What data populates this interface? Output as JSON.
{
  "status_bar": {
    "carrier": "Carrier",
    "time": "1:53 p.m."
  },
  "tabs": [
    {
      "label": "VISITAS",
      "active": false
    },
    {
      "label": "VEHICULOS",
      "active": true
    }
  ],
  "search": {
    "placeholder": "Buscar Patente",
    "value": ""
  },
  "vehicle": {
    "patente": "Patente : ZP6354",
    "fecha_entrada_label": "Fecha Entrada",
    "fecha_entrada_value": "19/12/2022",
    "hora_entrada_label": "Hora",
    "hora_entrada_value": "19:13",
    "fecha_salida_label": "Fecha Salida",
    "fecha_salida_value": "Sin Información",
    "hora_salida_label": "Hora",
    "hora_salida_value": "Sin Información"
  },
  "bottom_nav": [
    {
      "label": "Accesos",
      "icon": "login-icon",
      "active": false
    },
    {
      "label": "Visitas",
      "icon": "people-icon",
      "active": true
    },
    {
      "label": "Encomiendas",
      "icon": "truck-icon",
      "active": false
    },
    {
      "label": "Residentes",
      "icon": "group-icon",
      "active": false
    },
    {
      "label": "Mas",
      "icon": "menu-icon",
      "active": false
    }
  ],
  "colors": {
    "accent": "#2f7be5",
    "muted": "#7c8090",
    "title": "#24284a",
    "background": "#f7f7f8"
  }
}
※
• AIM OF THE EXERCISE
Report the number of lines of the listing above that hold the string "Patente", with no other text.

• THE REPLY
2